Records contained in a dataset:
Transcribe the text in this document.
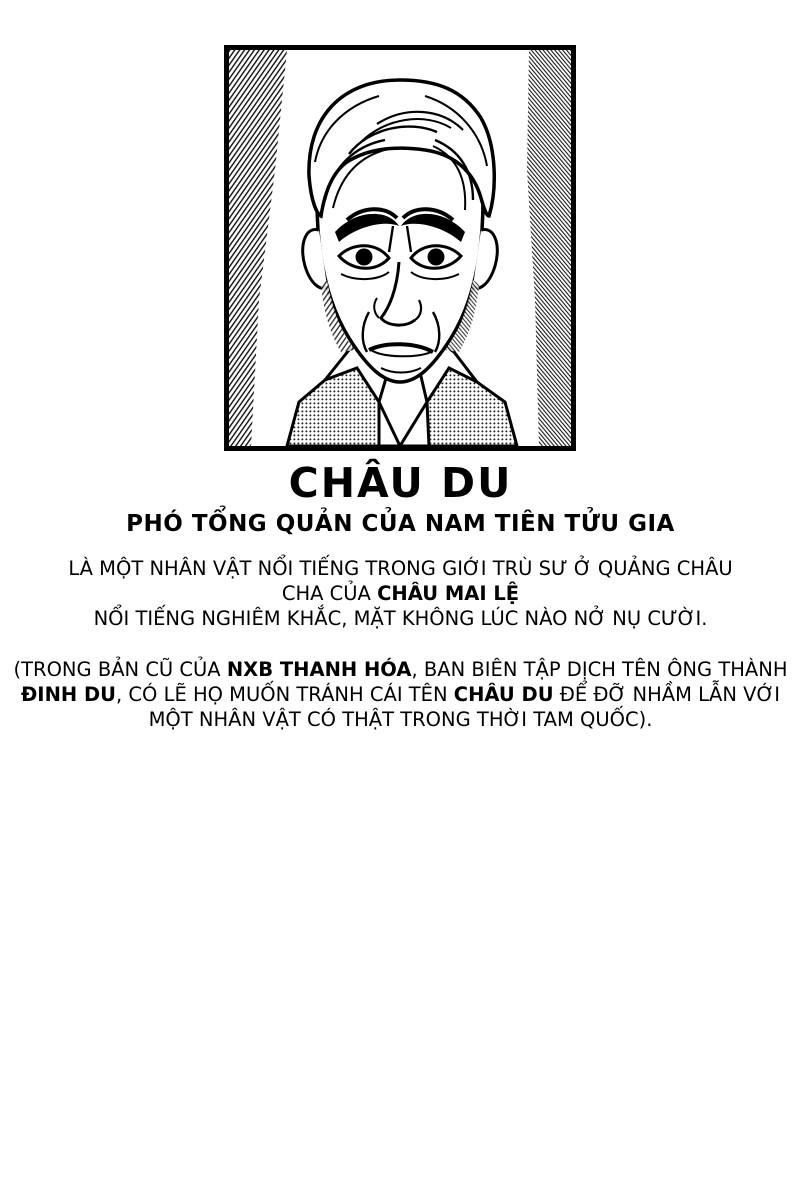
CHÂU DU
PHÓ TỔNG QUẢN CỦA NAM TIÊN TỬU GIA

LÀ MỘT NHÂN VẬT NỔI TIẾNG TRONG GIỚI TRÙ SƯ Ở QUẢNG CHÂU
CHA CỦA CHÂU MAI LỆ
NỔI TIẾNG NGHIÊM KHẮC, MẶT KHÔNG LÚC NÀO NỞ NỤ CƯỜI.

(TRONG BẢN CŨ CỦA NXB THANH HÓA, BAN BIÊN TẬP DỊCH TÊN ÔNG THÀNH
ĐINH DU, CÓ LẼ HỌ MUỐN TRÁNH CÁI TÊN CHÂU DU ĐỂ ĐỠ NHẦM LẪN VỚI
MỘT NHÂN VẬT CÓ THẬT TRONG THỜI TAM QUỐC).
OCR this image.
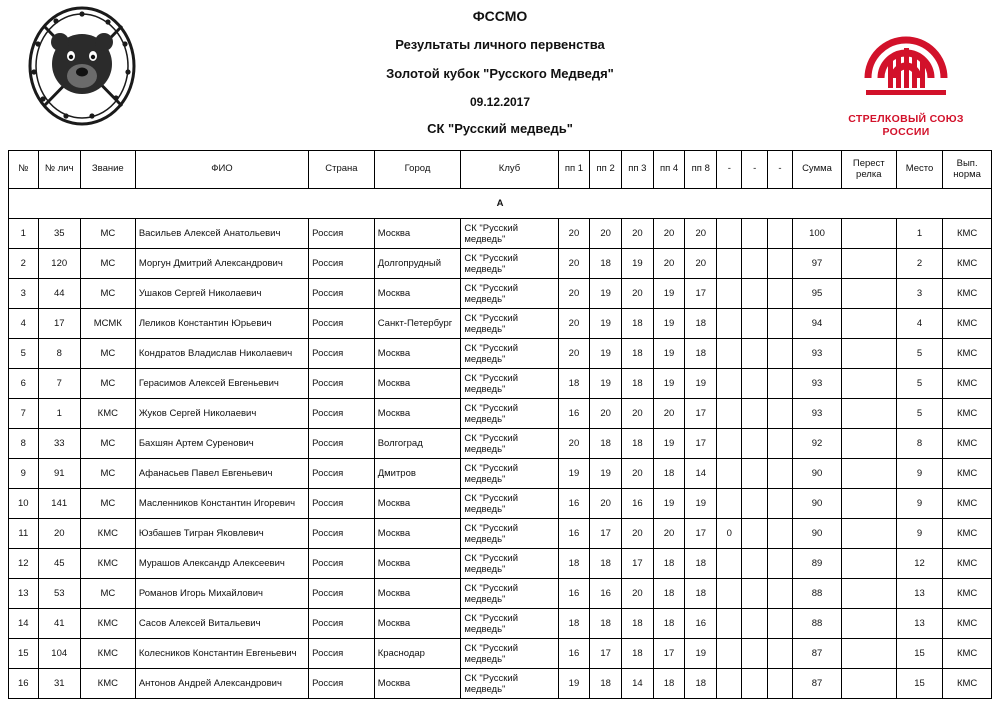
ФССМО
Результаты личного первенства
Золотой кубок "Русского Медведя"
09.12.2017
СК "Русский медведь"
СТРЕЛКОВЫЙ СОЮЗ
РОССИИ
№	№ лич	Звание	ФИО	Страна	Город	Клуб	пп 1	пп 2	пп 3	пп 4	пп 8	-	-	-	Сумма	Перест релка	Место	Вып. норма
А																		
1	35	МС	Васильев Алексей Анатольевич	Россия	Москва	СК "Русский медведь"	20	20	20	20	20				100		1	КМС
2	120	МС	Моргун Дмитрий Александрович	Россия	Долгопрудный	СК "Русский медведь"	20	18	19	20	20				97		2	КМС
3	44	МС	Ушаков Сергей Николаевич	Россия	Москва	СК "Русский медведь"	20	19	20	19	17				95		3	КМС
4	17	МСМК	Леликов Константин Юрьевич	Россия	Санкт-Петербург	СК "Русский медведь"	20	19	18	19	18				94		4	КМС
5	8	МС	Кондратов Владислав Николаевич	Россия	Москва	СК "Русский медведь"	20	19	18	19	18				93		5	КМС
6	7	МС	Герасимов Алексей Евгеньевич	Россия	Москва	СК "Русский медведь"	18	19	18	19	19				93		5	КМС
7	1	КМС	Жуков Сергей Николаевич	Россия	Москва	СК "Русский медведь"	16	20	20	20	17				93		5	КМС
8	33	МС	Бахшян Артем Суренович	Россия	Волгоград	СК "Русский медведь"	20	18	18	19	17				92		8	КМС
9	91	МС	Афанасьев Павел Евгеньевич	Россия	Дмитров	СК "Русский медведь"	19	19	20	18	14				90		9	КМС
10	141	МС	Масленников Константин Игоревич	Россия	Москва	СК "Русский медведь"	16	20	16	19	19				90		9	КМС
11	20	КМС	Юзбашев Тигран Яковлевич	Россия	Москва	СК "Русский медведь"	16	17	20	20	17	0			90		9	КМС
12	45	КМС	Мурашов Александр Алексеевич	Россия	Москва	СК "Русский медведь"	18	18	17	18	18				89		12	КМС
13	53	МС	Романов Игорь Михайлович	Россия	Москва	СК "Русский медведь"	16	16	20	18	18				88		13	КМС
14	41	КМС	Сасов Алексей Витальевич	Россия	Москва	СК "Русский медведь"	18	18	18	18	16				88		13	КМС
15	104	КМС	Колесников Константин Евгеньевич	Россия	Краснодар	СК "Русский медведь"	16	17	18	17	19				87		15	КМС
16	31	КМС	Антонов Андрей Александрович	Россия	Москва	СК "Русский медведь"	19	18	14	18	18				87		15	КМС
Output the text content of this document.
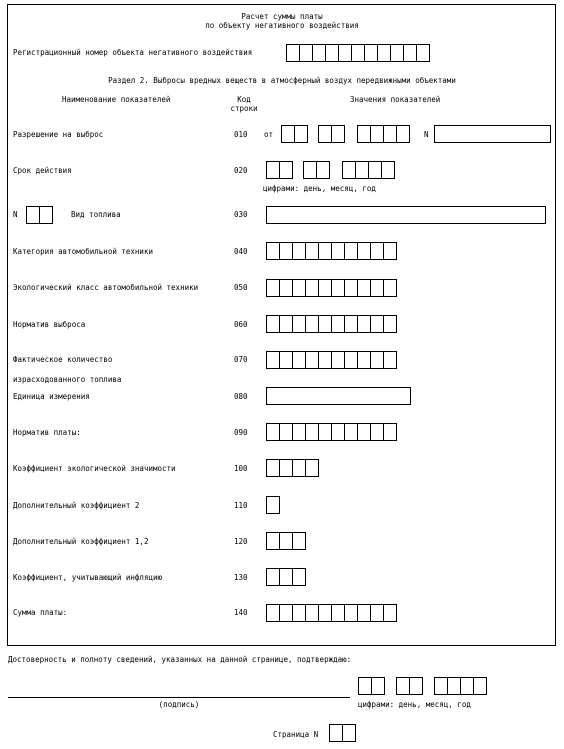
Расчет суммы платы
по объекту негативного воздействия
Регистрационный номер объекта негативного воздействия
Раздел 2. Выбросы вредных веществ в атмосферный воздух передвижными объектами
Наименование показателей	Код
строки
Значения показателей
Разрешение на выброс	010 от	N
Срок действия	020
цифрами: день, месяц, год
N	Вид топлива	030
Категория автомобильной техники	040
Экологический класс автомобильной техники	050
Норматив выброса	060
Фактическое количество
израсходованного топлива
070
Единица измерения	080
Норматив платы:	090
Коэффициент экологической значимости	100
Дополнительный коэффициент 2	110
Дополнительный коэффициент 1,2	120
Коэффициент, учитывающий инфляцию	130
Сумма платы:	140
Достоверность и полноту сведений, указанных на данной странице, подтверждаю:
(подпись)	цифрами: день, месяц, год
Страница N
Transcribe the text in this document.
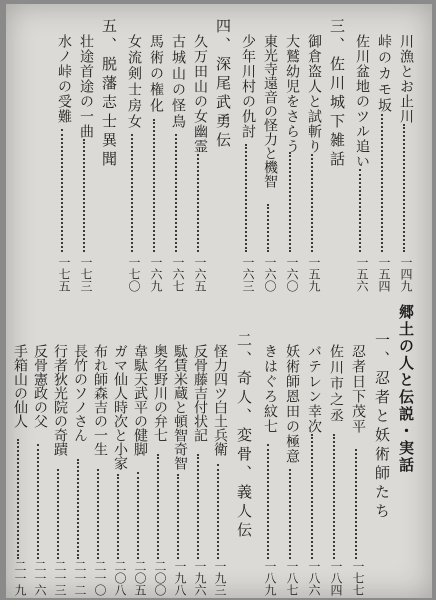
郷土の人と伝説・実話
一、忍者と妖術師たち
川漁とお止川
一四九
峠のカモ坂
一五四
佐川盆地のツル追い
一五六
三、佐川城下雑話
御倉盗人と試斬り
一五九
大鷲幼児をさらう
一六〇
東光寺遠音の怪力と機智
一六〇
少年川村の仇討
一六三
四、深尾武勇伝
久万田山の女幽霊
一六五
古城山の怪鳥
一六七
馬術の権化
一六九
女流剣士房女
一七〇
五、脱藩志士異聞
壮途首途の一曲
一七三
水ノ峠の受難
一七五
忍者日下茂平
一七七
佐川市之丞
一八四
バテレン幸次
一八六
妖術師恩田の極意
一八七
きはぐろ紋七
一八九
二、奇人、変骨、義人伝
怪力四ツ白土兵衛
一九三
反骨藤吉付状記
一九六
駄賃米蔵と頓智奇智
一九八
奥名野川の弁七
二〇〇
韋駄天武平の健脚
二〇五
ガマ仙人時次と小家
二〇八
布れ師森吉の一生
二一〇
長竹のソノさん
二一二
行者狄光院の奇蹟
二一三
反骨憲政の父
二一六
手箱山の仙人
二一九
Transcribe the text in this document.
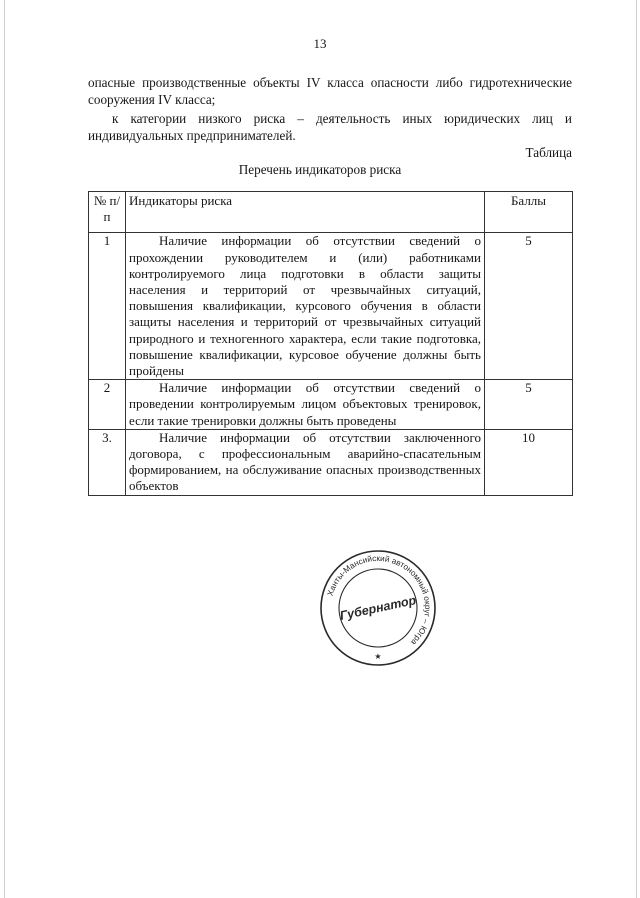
13

опасные производственные объекты IV класса опасности либо гидротехнические сооружения IV класса;

к категории низкого риска – деятельность иных юридических лиц и индивидуальных предпринимателей.

Таблица
Перечень индикаторов риска
№ п/п	Индикаторы риска	Баллы
1	Наличие информации об отсутствии сведений о прохождении руководителем и (или) работниками контролируемого лица подготовки в области защиты населения и территорий от чрезвычайных ситуаций, повышения квалификации, курсового обучения в области защиты населения и территорий от чрезвычайных ситуаций природного и техногенного характера, если такие подготовка, повышение квалификации, курсовое обучение должны быть пройдены	5
2	Наличие информации об отсутствии сведений о проведении контролируемым лицом объектовых тренировок, если такие тренировки должны быть проведены	5
3.	Наличие информации об отсутствии заключенного договора, с профессиональным аварийно-спасательным формированием, на обслуживание опасных производственных объектов	10
Ханты-Мансийский автономный округ – Югра
Губернатор
★
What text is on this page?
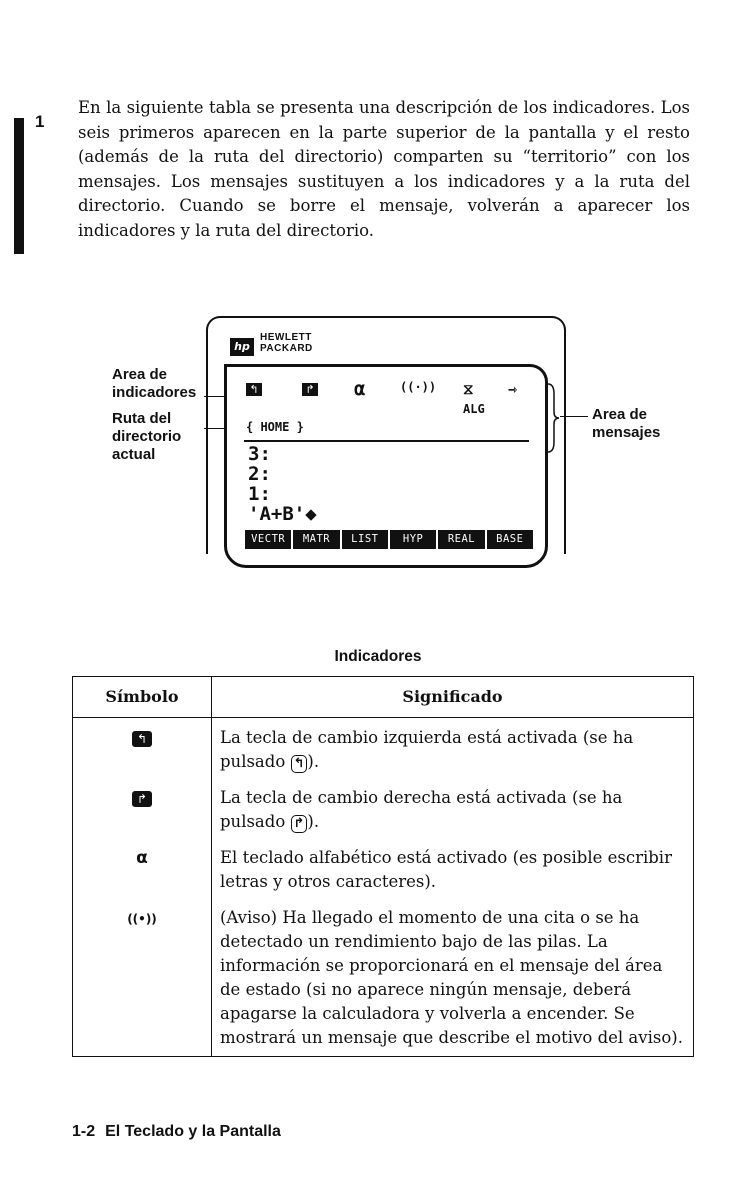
1

En la siguiente tabla se presenta una descripción de los indicadores. Los seis primeros aparecen en la parte superior de la pantalla y el resto (además de la ruta del directorio) comparten su “territorio” con los mensajes. Los mensajes sustituyen a los indicadores y a la ruta del directorio. Cuando se borre el mensaje, volverán a aparecer los indicadores y la ruta del directorio.

Area de
indicadores
Ruta del
directorio
actual
Area de
mensajes
hp
HEWLETT
PACKARD
↰	↱ α	((·)) ⧖ ⇾
ALG
{ HOME }
3:
2:
1:
'A+B'◆
VECTR	MATR	LIST	HYP	REAL	BASE
Indicadores
Símbolo	Significado
↰	La tecla de cambio izquierda está activada (se ha pulsado ↰ ).
↱	La tecla de cambio derecha está activada (se ha pulsado ↱ ).
α	El teclado alfabético está activado (es posible escribir letras y otros caracteres).
((•))	(Aviso) Ha llegado el momento de una cita o se ha detectado un rendimiento bajo de las pilas. La información se proporcionará en el mensaje del área de estado (si no aparece ningún mensaje, deberá apagarse la calculadora y volverla a encender. Se mostrará un mensaje que describe el motivo del aviso).
1-2 El Teclado y la Pantalla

### Goal
Each entry above is to be written out again unchanged, apart from the pictures, which are left out.

### Solved problem
Transcribe the text in this document.
CHÂU DU
PHÓ TỔNG QUẢN CỦA NAM TIÊN TỬU GIA

LÀ MỘT NHÂN VẬT NỔI TIẾNG TRONG GIỚI TRÙ SƯ Ở QUẢNG CHÂU
CHA CỦA CHÂU MAI LỆ
NỔI TIẾNG NGHIÊM KHẮC, MẶT KHÔNG LÚC NÀO NỞ NỤ CƯỜI.

(TRONG BẢN CŨ CỦA NXB THANH HÓA, BAN BIÊN TẬP DỊCH TÊN ÔNG THÀNH
ĐINH DU, CÓ LẼ HỌ MUỐN TRÁNH CÁI TÊN CHÂU DU ĐỂ ĐỠ NHẦM LẪN VỚI
MỘT NHÂN VẬT CÓ THẬT TRONG THỜI TAM QUỐC).
OCR this image.
ФССМО
Результаты личного первенства
Золотой кубок "Русского Медведя"
09.12.2017
СК "Русский медведь"
СТРЕЛКОВЫЙ СОЮЗ
РОССИИ
№	№ лич	Звание	ФИО	Страна	Город	Клуб	пп 1	пп 2	пп 3	пп 4	пп 8	-	-	-	Сумма	Перест релка	Место	Вып. норма
А																		
1	35	МС	Васильев Алексей Анатольевич	Россия	Москва	СК "Русский медведь"	20	20	20	20	20				100		1	КМС
2	120	МС	Моргун Дмитрий Александрович	Россия	Долгопрудный	СК "Русский медведь"	20	18	19	20	20				97		2	КМС
3	44	МС	Ушаков Сергей Николаевич	Россия	Москва	СК "Русский медведь"	20	19	20	19	17				95		3	КМС
4	17	МСМК	Леликов Константин Юрьевич	Россия	Санкт-Петербург	СК "Русский медведь"	20	19	18	19	18				94		4	КМС
5	8	МС	Кондратов Владислав Николаевич	Россия	Москва	СК "Русский медведь"	20	19	18	19	18				93		5	КМС
6	7	МС	Герасимов Алексей Евгеньевич	Россия	Москва	СК "Русский медведь"	18	19	18	19	19				93		5	КМС
7	1	КМС	Жуков Сергей Николаевич	Россия	Москва	СК "Русский медведь"	16	20	20	20	17				93		5	КМС
8	33	МС	Бахшян Артем Суренович	Россия	Волгоград	СК "Русский медведь"	20	18	18	19	17				92		8	КМС
9	91	МС	Афанасьев Павел Евгеньевич	Россия	Дмитров	СК "Русский медведь"	19	19	20	18	14				90		9	КМС
10	141	МС	Масленников Константин Игоревич	Россия	Москва	СК "Русский медведь"	16	20	16	19	19				90		9	КМС
11	20	КМС	Юзбашев Тигран Яковлевич	Россия	Москва	СК "Русский медведь"	16	17	20	20	17	0			90		9	КМС
12	45	КМС	Мурашов Александр Алексеевич	Россия	Москва	СК "Русский медведь"	18	18	17	18	18				89		12	КМС
13	53	МС	Романов Игорь Михайлович	Россия	Москва	СК "Русский медведь"	16	16	20	18	18				88		13	КМС
14	41	КМС	Сасов Алексей Витальевич	Россия	Москва	СК "Русский медведь"	18	18	18	18	16				88		13	КМС
15	104	КМС	Колесников Константин Евгеньевич	Россия	Краснодар	СК "Русский медведь"	16	17	18	17	19				87		15	КМС
16	31	КМС	Антонов Андрей Александрович	Россия	Москва	СК "Русский медведь"	19	18	14	18	18				87		15	КМС
Output the text content of this document.
Расчет суммы платы
по объекту негативного воздействия
Регистрационный номер объекта негативного воздействия
Раздел 2. Выбросы вредных веществ в атмосферный воздух передвижными объектами
Наименование показателей	Код
строки
Значения показателей
Разрешение на выброс	010 от	N
Срок действия	020
цифрами: день, месяц, год
N	Вид топлива	030
Категория автомобильной техники	040
Экологический класс автомобильной техники	050
Норматив выброса	060
Фактическое количество
израсходованного топлива
070
Единица измерения	080
Норматив платы:	090
Коэффициент экологической значимости	100
Дополнительный коэффициент 2	110
Дополнительный коэффициент 1,2	120
Коэффициент, учитывающий инфляцию	130
Сумма платы:	140
Достоверность и полноту сведений, указанных на данной странице, подтверждаю:
(подпись)	цифрами: день, месяц, год
Страница N
Transcribe the text in this document.
郷土の人と伝説・実話
一、忍者と妖術師たち
川漁とお止川
一四九
峠のカモ坂
一五四
佐川盆地のツル追い
一五六
三、佐川城下雑話
御倉盗人と試斬り
一五九
大鷲幼児をさらう
一六〇
東光寺遠音の怪力と機智
一六〇
少年川村の仇討
一六三
四、深尾武勇伝
久万田山の女幽霊
一六五
古城山の怪鳥
一六七
馬術の権化
一六九
女流剣士房女
一七〇
五、脱藩志士異聞
壮途首途の一曲
一七三
水ノ峠の受難
一七五
忍者日下茂平
一七七
佐川市之丞
一八四
バテレン幸次
一八六
妖術師恩田の極意
一八七
きはぐろ紋七
一八九
二、奇人、変骨、義人伝
怪力四ツ白土兵衛
一九三
反骨藤吉付状記
一九六
駄賃米蔵と頓智奇智
一九八
奥名野川の弁七
二〇〇
韋駄天武平の健脚
二〇五
ガマ仙人時次と小家
二〇八
布れ師森吉の一生
二一〇
長竹のソノさん
二一二
行者狄光院の奇蹟
二一三
反骨憲政の父
二一六
手箱山の仙人
二一九
Transcribe the text in this document.
13

опасные производственные объекты IV класса опасности либо гидротехнические сооружения IV класса;

к категории низкого риска – деятельность иных юридических лиц и индивидуальных предпринимателей.

Таблица
Перечень индикаторов риска
№ п/п	Индикаторы риска	Баллы
1	Наличие информации об отсутствии сведений о прохождении руководителем и (или) работниками контролируемого лица подготовки в области защиты населения и территорий от чрезвычайных ситуаций, повышения квалификации, курсового обучения в области защиты населения и территорий от чрезвычайных ситуаций природного и техногенного характера, если такие подготовка, повышение квалификации, курсовое обучение должны быть пройдены	5
2	Наличие информации об отсутствии сведений о проведении контролируемым лицом объектовых тренировок, если такие тренировки должны быть проведены	5
3.	Наличие информации об отсутствии заключенного договора, с профессиональным аварийно-спасательным формированием, на обслуживание опасных производственных объектов	10
Ханты-Мансийский автономный округ – Югра
Губернатор
★
What text is on this page?
1

En la siguiente tabla se presenta una descripción de los indicadores. Los seis primeros aparecen en la parte superior de la pantalla y el resto (además de la ruta del directorio) comparten su “territorio” con los mensajes. Los mensajes sustituyen a los indicadores y a la ruta del directorio. Cuando se borre el mensaje, volverán a aparecer los indicadores y la ruta del directorio.

Area de
indicadores
Ruta del
directorio
actual
Area de
mensajes
hp
HEWLETT
PACKARD
↰	↱ α	((·)) ⧖ ⇾
ALG
{ HOME }
3:
2:
1:
'A+B'◆
VECTR	MATR	LIST	HYP	REAL	BASE
Indicadores
Símbolo	Significado
↰	La tecla de cambio izquierda está activada (se ha pulsado ↰ ).
↱	La tecla de cambio derecha está activada (se ha pulsado ↱ ).
α	El teclado alfabético está activado (es posible escribir letras y otros caracteres).
((•))	(Aviso) Ha llegado el momento de una cita o se ha detectado un rendimiento bajo de las pilas. La información se proporcionará en el mensaje del área de estado (si no aparece ningún mensaje, deberá apagarse la calculadora y volverla a encender. Se mostrará un mensaje que describe el motivo del aviso).
1-2 El Teclado y la Pantalla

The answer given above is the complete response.